## start

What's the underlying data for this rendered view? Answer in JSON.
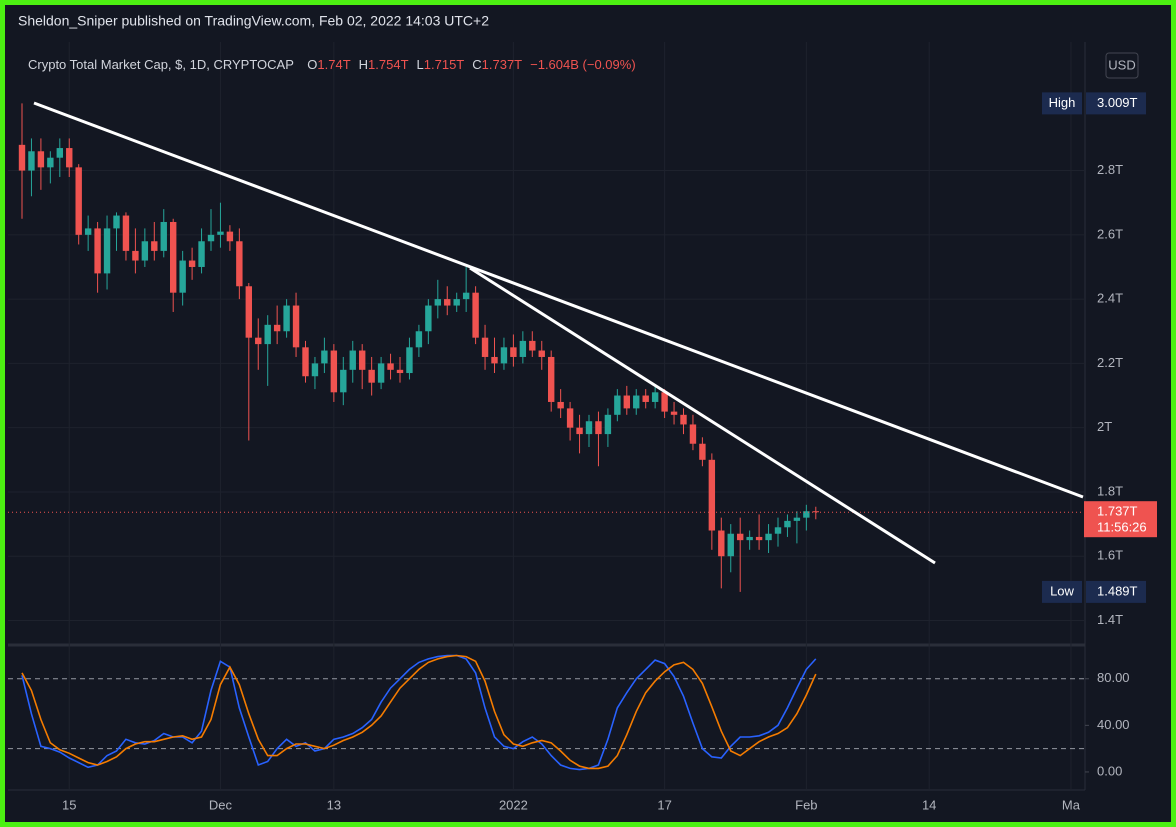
{
  "header": {
    "publisher": "Sheldon_Sniper published on TradingView.com, Feb 02, 2022 14:03 UTC+2"
  },
  "chart_data": {
    "type": "candlestick",
    "title": "Crypto Total Market Cap, $, 1D, CRYPTOCAP",
    "legend_values": [
      {
        "key": "O",
        "value": "1.74T"
      },
      {
        "key": "H",
        "value": "1.754T"
      },
      {
        "key": "L",
        "value": "1.715T"
      },
      {
        "key": "C",
        "value": "1.737T"
      }
    ],
    "change": "−1.604B (−0.09%)",
    "currency": "USD",
    "up_color": "#26a69a",
    "down_color": "#ef5350",
    "grid": true,
    "categories": [
      null,
      null,
      null,
      null,
      null,
      "15",
      null,
      null,
      null,
      null,
      null,
      null,
      null,
      null,
      null,
      null,
      null,
      null,
      null,
      null,
      null,
      "Dec",
      null,
      null,
      null,
      null,
      null,
      null,
      null,
      null,
      null,
      null,
      null,
      "13",
      null,
      null,
      null,
      null,
      null,
      null,
      null,
      null,
      null,
      null,
      null,
      null,
      null,
      null,
      null,
      null,
      null,
      null,
      "2022",
      null,
      null,
      null,
      null,
      null,
      null,
      null,
      null,
      null,
      null,
      null,
      null,
      null,
      null,
      null,
      "17",
      null,
      null,
      null,
      null,
      null,
      null,
      null,
      null,
      null,
      null,
      null,
      null,
      null,
      null,
      "Feb",
      null,
      null,
      null,
      null,
      null,
      null,
      null,
      null,
      null,
      null,
      null,
      null,
      "14",
      null,
      null,
      null,
      null,
      null,
      null,
      null,
      null,
      null,
      null,
      null,
      null,
      null,
      null,
      "Ma",
      null
    ],
    "open": [
      2.88,
      2.8,
      2.86,
      2.81,
      2.84,
      2.87,
      2.81,
      2.6,
      2.62,
      2.48,
      2.62,
      2.66,
      2.55,
      2.52,
      2.58,
      2.55,
      2.64,
      2.42,
      2.52,
      2.5,
      2.58,
      2.6,
      2.61,
      2.58,
      2.44,
      2.28,
      2.26,
      2.32,
      2.3,
      2.38,
      2.25,
      2.16,
      2.2,
      2.24,
      2.11,
      2.18,
      2.24,
      2.18,
      2.14,
      2.2,
      2.18,
      2.17,
      2.25,
      2.3,
      2.38,
      2.4,
      2.38,
      2.4,
      2.42,
      2.28,
      2.22,
      2.2,
      2.25,
      2.22,
      2.27,
      2.24,
      2.22,
      2.08,
      2.06,
      2.0,
      1.98,
      2.02,
      1.98,
      2.04,
      2.1,
      2.06,
      2.1,
      2.08,
      2.11,
      2.05,
      2.04,
      2.01,
      1.95,
      1.9,
      1.68,
      1.6,
      1.67,
      1.65,
      1.66,
      1.65,
      1.67,
      1.69,
      1.71,
      1.72,
      1.74,
      null,
      null,
      null,
      null,
      null,
      null,
      null,
      null,
      null,
      null,
      null,
      null,
      null,
      null,
      null,
      null,
      null,
      null,
      null,
      null,
      null,
      null,
      null,
      null,
      null,
      null,
      null,
      null
    ],
    "high": [
      3.009,
      2.9,
      2.9,
      2.86,
      2.9,
      2.9,
      2.82,
      2.66,
      2.64,
      2.66,
      2.67,
      2.67,
      2.62,
      2.62,
      2.64,
      2.68,
      2.65,
      2.55,
      2.56,
      2.62,
      2.68,
      2.7,
      2.63,
      2.62,
      2.45,
      2.34,
      2.35,
      2.38,
      2.4,
      2.42,
      2.27,
      2.22,
      2.28,
      2.26,
      2.22,
      2.27,
      2.26,
      2.22,
      2.22,
      2.23,
      2.22,
      2.28,
      2.32,
      2.4,
      2.46,
      2.44,
      2.42,
      2.5,
      2.44,
      2.32,
      2.28,
      2.28,
      2.29,
      2.3,
      2.3,
      2.27,
      2.24,
      2.12,
      2.08,
      2.04,
      2.04,
      2.05,
      2.06,
      2.12,
      2.13,
      2.12,
      2.12,
      2.13,
      2.12,
      2.08,
      2.06,
      2.04,
      1.97,
      1.92,
      1.72,
      1.7,
      1.72,
      1.68,
      1.73,
      1.7,
      1.72,
      1.73,
      1.74,
      1.76,
      1.754,
      null,
      null,
      null,
      null,
      null,
      null,
      null,
      null,
      null,
      null,
      null,
      null,
      null,
      null,
      null,
      null,
      null,
      null,
      null,
      null,
      null,
      null,
      null,
      null,
      null,
      null,
      null,
      null
    ],
    "low": [
      2.65,
      2.72,
      2.74,
      2.76,
      2.78,
      2.78,
      2.57,
      2.55,
      2.42,
      2.43,
      2.55,
      2.52,
      2.48,
      2.5,
      2.52,
      2.53,
      2.36,
      2.38,
      2.46,
      2.48,
      2.55,
      2.56,
      2.55,
      2.4,
      1.96,
      2.18,
      2.13,
      2.26,
      2.28,
      2.22,
      2.14,
      2.12,
      2.17,
      2.08,
      2.07,
      2.14,
      2.12,
      2.1,
      2.12,
      2.15,
      2.14,
      2.15,
      2.22,
      2.26,
      2.34,
      2.35,
      2.36,
      2.36,
      2.26,
      2.18,
      2.17,
      2.18,
      2.19,
      2.2,
      2.22,
      2.18,
      2.05,
      2.03,
      1.96,
      1.92,
      1.94,
      1.88,
      1.94,
      2.02,
      2.04,
      2.04,
      2.06,
      2.06,
      2.03,
      2.01,
      1.98,
      1.93,
      1.88,
      1.62,
      1.5,
      1.55,
      1.489,
      1.62,
      1.62,
      1.61,
      1.63,
      1.66,
      1.64,
      1.68,
      1.715,
      null,
      null,
      null,
      null,
      null,
      null,
      null,
      null,
      null,
      null,
      null,
      null,
      null,
      null,
      null,
      null,
      null,
      null,
      null,
      null,
      null,
      null,
      null,
      null,
      null,
      null,
      null,
      null
    ],
    "close": [
      2.8,
      2.86,
      2.81,
      2.84,
      2.87,
      2.81,
      2.6,
      2.62,
      2.48,
      2.62,
      2.66,
      2.55,
      2.52,
      2.58,
      2.55,
      2.64,
      2.42,
      2.52,
      2.5,
      2.58,
      2.6,
      2.61,
      2.58,
      2.44,
      2.28,
      2.26,
      2.32,
      2.3,
      2.38,
      2.25,
      2.16,
      2.2,
      2.24,
      2.11,
      2.18,
      2.24,
      2.18,
      2.14,
      2.2,
      2.18,
      2.17,
      2.25,
      2.3,
      2.38,
      2.4,
      2.38,
      2.4,
      2.42,
      2.28,
      2.22,
      2.2,
      2.25,
      2.22,
      2.27,
      2.24,
      2.22,
      2.08,
      2.06,
      2.0,
      1.98,
      2.02,
      1.98,
      2.04,
      2.1,
      2.06,
      2.1,
      2.08,
      2.11,
      2.05,
      2.04,
      2.01,
      1.95,
      1.9,
      1.68,
      1.6,
      1.67,
      1.65,
      1.66,
      1.65,
      1.67,
      1.69,
      1.71,
      1.72,
      1.74,
      1.737,
      null,
      null,
      null,
      null,
      null,
      null,
      null,
      null,
      null,
      null,
      null,
      null,
      null,
      null,
      null,
      null,
      null,
      null,
      null,
      null,
      null,
      null,
      null,
      null,
      null,
      null,
      null,
      null
    ],
    "ylim": [
      1.33,
      3.2
    ],
    "yticks": [
      {
        "value": 1.4,
        "label": "1.4T"
      },
      {
        "value": 1.6,
        "label": "1.6T"
      },
      {
        "value": 1.8,
        "label": "1.8T"
      },
      {
        "value": 2,
        "label": "2T"
      },
      {
        "value": 2.2,
        "label": "2.2T"
      },
      {
        "value": 2.4,
        "label": "2.4T"
      },
      {
        "value": 2.6,
        "label": "2.6T"
      },
      {
        "value": 2.8,
        "label": "2.8T"
      }
    ],
    "high_marker": {
      "name": "High",
      "value": 3.009,
      "label": "3.009T"
    },
    "low_marker": {
      "name": "Low",
      "value": 1.489,
      "label": "1.489T"
    },
    "last_price": {
      "value": 1.737,
      "label": "1.737T",
      "countdown": "11:56:26"
    },
    "oscillator": {
      "ylim": [
        -15.5,
        106.4
      ],
      "yticks": [
        {
          "value": 0,
          "label": "0.00"
        },
        {
          "value": 40,
          "label": "40.00"
        },
        {
          "value": 80,
          "label": "80.00"
        }
      ],
      "bands": [
        20,
        80
      ],
      "series": [
        {
          "color": "#2962ff",
          "values": [
            83,
            50,
            22,
            20,
            17,
            12,
            8,
            4,
            6,
            14,
            18,
            28,
            25,
            24,
            27,
            33,
            30,
            30,
            25,
            35,
            70,
            95,
            90,
            55,
            30,
            6,
            9,
            20,
            28,
            22,
            25,
            18,
            20,
            28,
            30,
            33,
            38,
            45,
            60,
            72,
            80,
            88,
            94,
            97,
            99,
            100,
            100,
            97,
            85,
            55,
            30,
            22,
            20,
            26,
            30,
            24,
            14,
            6,
            3,
            2,
            3,
            6,
            28,
            55,
            68,
            80,
            88,
            96,
            93,
            82,
            65,
            42,
            20,
            13,
            12,
            22,
            30,
            30,
            31,
            34,
            40,
            55,
            72,
            88,
            97,
            null,
            null,
            null,
            null,
            null,
            null,
            null,
            null,
            null,
            null,
            null,
            null,
            null,
            null,
            null,
            null,
            null,
            null,
            null,
            null,
            null,
            null,
            null,
            null,
            null,
            null,
            null,
            null
          ]
        },
        {
          "color": "#f57c00",
          "values": [
            85,
            70,
            45,
            25,
            19,
            16,
            12,
            8,
            6,
            9,
            13,
            20,
            24,
            26,
            26,
            28,
            30,
            31,
            28,
            30,
            45,
            75,
            90,
            75,
            50,
            28,
            14,
            14,
            20,
            24,
            24,
            22,
            20,
            23,
            27,
            30,
            34,
            40,
            48,
            60,
            72,
            80,
            88,
            94,
            97,
            99,
            100,
            99,
            95,
            78,
            52,
            32,
            24,
            22,
            25,
            27,
            25,
            18,
            10,
            5,
            3,
            3,
            5,
            14,
            32,
            52,
            68,
            78,
            86,
            92,
            94,
            88,
            76,
            56,
            35,
            18,
            14,
            20,
            26,
            30,
            33,
            38,
            50,
            66,
            84,
            null,
            null,
            null,
            null,
            null,
            null,
            null,
            null,
            null,
            null,
            null,
            null,
            null,
            null,
            null,
            null,
            null,
            null,
            null,
            null,
            null,
            null,
            null,
            null,
            null,
            null,
            null,
            null
          ]
        }
      ]
    }
  }
}
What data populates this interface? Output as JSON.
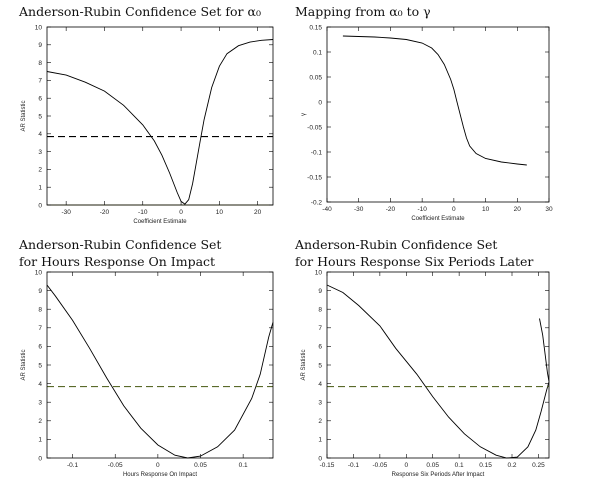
{
  "chart_data": [
    {
      "type": "line",
      "title": [
        "Anderson-Rubin Confidence Set for α₀"
      ],
      "xlabel": "Coefficient Estimate",
      "ylabel": "AR Statistic",
      "xlim": [
        -35,
        24
      ],
      "ylim": [
        0,
        10
      ],
      "xticks": [
        -30,
        -20,
        -10,
        0,
        10,
        20
      ],
      "yticks": [
        0,
        1,
        2,
        3,
        4,
        5,
        6,
        7,
        8,
        9,
        10
      ],
      "grid": false,
      "series": [
        {
          "style": "solid",
          "color": "#000000",
          "points": [
            [
              -35,
              7.5
            ],
            [
              -30,
              7.3
            ],
            [
              -25,
              6.9
            ],
            [
              -20,
              6.4
            ],
            [
              -15,
              5.6
            ],
            [
              -10,
              4.5
            ],
            [
              -7,
              3.6
            ],
            [
              -5,
              2.8
            ],
            [
              -3,
              1.8
            ],
            [
              -1,
              0.7
            ],
            [
              0,
              0.2
            ],
            [
              1,
              0.05
            ],
            [
              2,
              0.3
            ],
            [
              3,
              1.2
            ],
            [
              4,
              2.4
            ],
            [
              5,
              3.6
            ],
            [
              6,
              4.8
            ],
            [
              8,
              6.6
            ],
            [
              10,
              7.8
            ],
            [
              12,
              8.5
            ],
            [
              15,
              8.95
            ],
            [
              18,
              9.15
            ],
            [
              21,
              9.25
            ],
            [
              24,
              9.3
            ]
          ]
        },
        {
          "style": "dashed",
          "color": "#000000",
          "points": [
            [
              -35,
              3.84
            ],
            [
              24,
              3.84
            ]
          ]
        },
        {
          "style": "solid",
          "color": "#8a8f3a",
          "points": [
            [
              -35,
              0
            ],
            [
              24,
              0
            ]
          ]
        }
      ]
    },
    {
      "type": "line",
      "title": [
        "Mapping from α₀ to γ"
      ],
      "xlabel": "Coefficient Estimate",
      "ylabel": "γ",
      "xlim": [
        -40,
        30
      ],
      "ylim": [
        -0.2,
        0.15
      ],
      "xticks": [
        -40,
        -30,
        -20,
        -10,
        0,
        10,
        20,
        30
      ],
      "xtick_labels": [
        "-40",
        "-30",
        "-20",
        "-10",
        "0",
        "10",
        "20",
        "30"
      ],
      "yticks": [
        -0.2,
        -0.15,
        -0.1,
        -0.05,
        0,
        0.05,
        0.1,
        0.15
      ],
      "ytick_labels": [
        "-0.2",
        "-0.15",
        "-0.1",
        "-0.05",
        "0",
        "0.05",
        "0.1",
        "0.15"
      ],
      "grid": false,
      "series": [
        {
          "style": "solid",
          "color": "#000000",
          "points": [
            [
              -35,
              0.132
            ],
            [
              -30,
              0.131
            ],
            [
              -25,
              0.13
            ],
            [
              -20,
              0.128
            ],
            [
              -15,
              0.125
            ],
            [
              -10,
              0.118
            ],
            [
              -7,
              0.108
            ],
            [
              -5,
              0.095
            ],
            [
              -3,
              0.075
            ],
            [
              -1,
              0.045
            ],
            [
              0,
              0.025
            ],
            [
              1,
              0.0
            ],
            [
              2,
              -0.025
            ],
            [
              3,
              -0.05
            ],
            [
              4,
              -0.072
            ],
            [
              5,
              -0.088
            ],
            [
              7,
              -0.103
            ],
            [
              10,
              -0.113
            ],
            [
              15,
              -0.12
            ],
            [
              20,
              -0.124
            ],
            [
              23,
              -0.126
            ]
          ]
        }
      ]
    },
    {
      "type": "line",
      "title": [
        "Anderson-Rubin Confidence Set",
        "for Hours Response On Impact"
      ],
      "xlabel": "Hours Response On Impact",
      "ylabel": "AR Statistic",
      "xlim": [
        -0.13,
        0.135
      ],
      "ylim": [
        0,
        10
      ],
      "xticks": [
        -0.1,
        -0.05,
        0,
        0.05,
        0.1
      ],
      "xtick_labels": [
        "-0.1",
        "-0.05",
        "0",
        "0.05",
        "0.1"
      ],
      "yticks": [
        0,
        1,
        2,
        3,
        4,
        5,
        6,
        7,
        8,
        9,
        10
      ],
      "grid": false,
      "series": [
        {
          "style": "solid",
          "color": "#000000",
          "points": [
            [
              -0.13,
              9.3
            ],
            [
              -0.12,
              8.7
            ],
            [
              -0.1,
              7.4
            ],
            [
              -0.08,
              5.9
            ],
            [
              -0.06,
              4.3
            ],
            [
              -0.04,
              2.8
            ],
            [
              -0.02,
              1.6
            ],
            [
              0,
              0.7
            ],
            [
              0.02,
              0.15
            ],
            [
              0.035,
              0.0
            ],
            [
              0.05,
              0.1
            ],
            [
              0.07,
              0.6
            ],
            [
              0.09,
              1.5
            ],
            [
              0.11,
              3.2
            ],
            [
              0.12,
              4.5
            ],
            [
              0.13,
              6.5
            ],
            [
              0.135,
              7.3
            ]
          ]
        },
        {
          "style": "dashed",
          "color": "#5a6a2a",
          "points": [
            [
              -0.13,
              3.84
            ],
            [
              0.135,
              3.84
            ]
          ]
        }
      ]
    },
    {
      "type": "line",
      "title": [
        "Anderson-Rubin Confidence Set",
        "for Hours Response Six Periods Later"
      ],
      "xlabel": "Response Six Periods After Impact",
      "ylabel": "AR Statistic",
      "xlim": [
        -0.15,
        0.27
      ],
      "ylim": [
        0,
        10
      ],
      "xticks": [
        -0.15,
        -0.1,
        -0.05,
        0,
        0.05,
        0.1,
        0.15,
        0.2,
        0.25
      ],
      "xtick_labels": [
        "-0.15",
        "-0.1",
        "-0.05",
        "0",
        "0.05",
        "0.1",
        "0.15",
        "0.2",
        "0.25"
      ],
      "yticks": [
        0,
        1,
        2,
        3,
        4,
        5,
        6,
        7,
        8,
        9,
        10
      ],
      "grid": false,
      "series": [
        {
          "style": "solid",
          "color": "#000000",
          "points": [
            [
              -0.15,
              9.3
            ],
            [
              -0.12,
              8.9
            ],
            [
              -0.09,
              8.2
            ],
            [
              -0.05,
              7.1
            ],
            [
              -0.02,
              5.9
            ],
            [
              0.02,
              4.5
            ],
            [
              0.05,
              3.3
            ],
            [
              0.08,
              2.2
            ],
            [
              0.11,
              1.3
            ],
            [
              0.14,
              0.6
            ],
            [
              0.17,
              0.15
            ],
            [
              0.19,
              0.0
            ],
            [
              0.21,
              0.05
            ],
            [
              0.23,
              0.6
            ],
            [
              0.245,
              1.5
            ],
            [
              0.255,
              2.5
            ],
            [
              0.265,
              3.6
            ],
            [
              0.27,
              4.1
            ]
          ]
        },
        {
          "style": "solid",
          "color": "#000000",
          "points": [
            [
              0.252,
              7.5
            ],
            [
              0.258,
              6.6
            ],
            [
              0.263,
              5.5
            ],
            [
              0.267,
              4.6
            ],
            [
              0.27,
              4.1
            ]
          ]
        },
        {
          "style": "dashed",
          "color": "#5a6a2a",
          "points": [
            [
              -0.15,
              3.84
            ],
            [
              0.27,
              3.84
            ]
          ]
        }
      ]
    }
  ]
}
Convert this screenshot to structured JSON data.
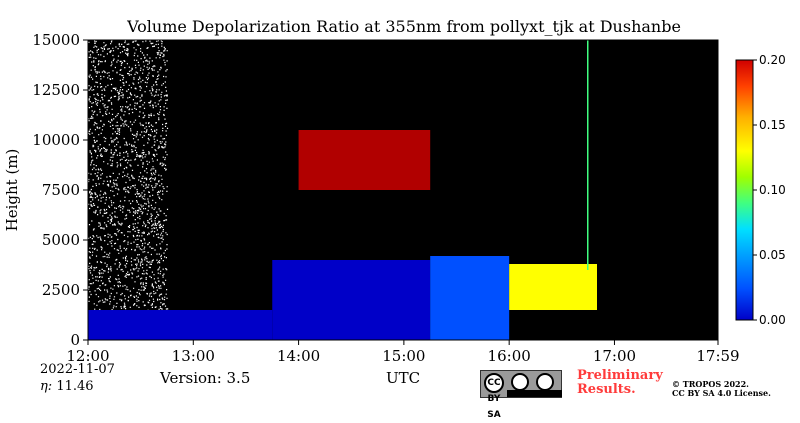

## end

▶ _Task_: State how many lines of the records above contain the word "this", giving only that number.

▶ _Correct answer_: 3